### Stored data
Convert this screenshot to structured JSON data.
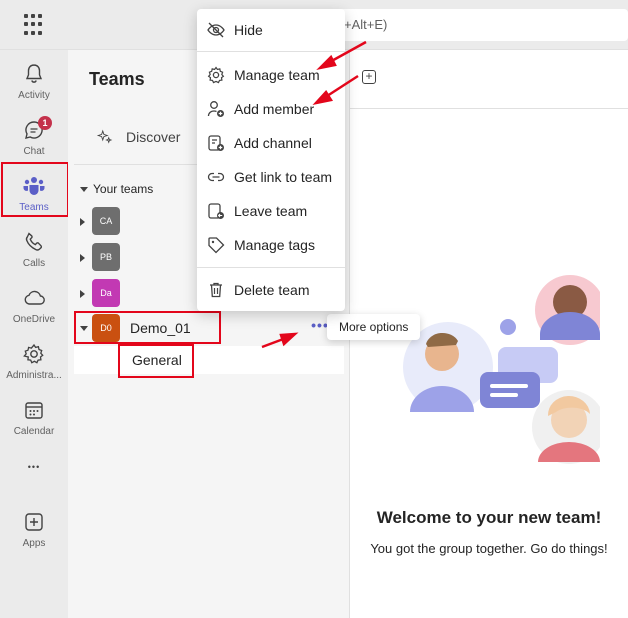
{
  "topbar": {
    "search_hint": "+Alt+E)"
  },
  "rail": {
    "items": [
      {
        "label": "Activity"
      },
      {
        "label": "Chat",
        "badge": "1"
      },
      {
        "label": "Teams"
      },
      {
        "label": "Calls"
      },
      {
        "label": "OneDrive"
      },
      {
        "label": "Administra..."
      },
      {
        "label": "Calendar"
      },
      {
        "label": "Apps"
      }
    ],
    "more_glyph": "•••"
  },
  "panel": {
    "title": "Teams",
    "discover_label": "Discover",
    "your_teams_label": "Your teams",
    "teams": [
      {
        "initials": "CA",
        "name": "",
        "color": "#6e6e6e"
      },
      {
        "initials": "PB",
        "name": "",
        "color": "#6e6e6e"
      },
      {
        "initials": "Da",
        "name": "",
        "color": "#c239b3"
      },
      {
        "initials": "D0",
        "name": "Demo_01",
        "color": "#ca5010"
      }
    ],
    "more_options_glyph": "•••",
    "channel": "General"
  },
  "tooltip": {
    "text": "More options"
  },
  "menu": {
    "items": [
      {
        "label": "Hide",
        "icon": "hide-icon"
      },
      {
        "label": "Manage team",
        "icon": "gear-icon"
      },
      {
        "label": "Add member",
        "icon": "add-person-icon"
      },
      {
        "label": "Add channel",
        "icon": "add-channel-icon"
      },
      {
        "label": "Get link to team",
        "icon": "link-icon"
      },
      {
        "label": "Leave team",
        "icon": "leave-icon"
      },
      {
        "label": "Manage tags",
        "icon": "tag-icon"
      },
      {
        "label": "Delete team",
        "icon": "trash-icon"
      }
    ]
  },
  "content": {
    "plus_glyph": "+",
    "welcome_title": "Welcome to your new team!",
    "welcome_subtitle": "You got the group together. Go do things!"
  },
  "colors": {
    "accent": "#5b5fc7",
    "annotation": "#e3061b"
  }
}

--

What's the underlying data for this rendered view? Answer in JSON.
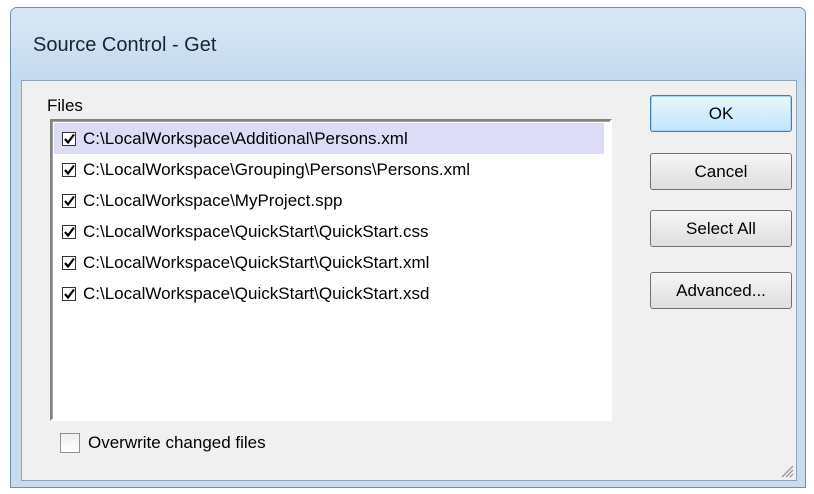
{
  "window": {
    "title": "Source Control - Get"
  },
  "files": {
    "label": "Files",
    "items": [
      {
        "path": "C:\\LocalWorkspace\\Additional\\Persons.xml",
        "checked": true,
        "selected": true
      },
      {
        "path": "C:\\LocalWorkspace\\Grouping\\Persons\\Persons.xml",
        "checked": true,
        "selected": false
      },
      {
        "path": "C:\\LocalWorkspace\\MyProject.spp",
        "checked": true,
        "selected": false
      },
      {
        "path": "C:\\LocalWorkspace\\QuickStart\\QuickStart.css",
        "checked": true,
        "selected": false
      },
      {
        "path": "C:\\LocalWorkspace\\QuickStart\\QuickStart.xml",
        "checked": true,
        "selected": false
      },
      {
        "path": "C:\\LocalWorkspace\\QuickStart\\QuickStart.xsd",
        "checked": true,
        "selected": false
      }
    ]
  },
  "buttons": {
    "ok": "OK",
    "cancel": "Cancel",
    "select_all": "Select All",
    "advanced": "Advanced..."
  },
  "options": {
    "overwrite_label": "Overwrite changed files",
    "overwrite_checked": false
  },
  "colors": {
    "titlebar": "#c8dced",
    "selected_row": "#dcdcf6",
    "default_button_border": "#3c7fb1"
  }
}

### WHAT THE TASK ASKS
Copy each line in the data that holds the word "channel".

### WRITTEN REPLY
    "channel": "General"
        "label": "Add channel",
        "icon": "add-channel-icon"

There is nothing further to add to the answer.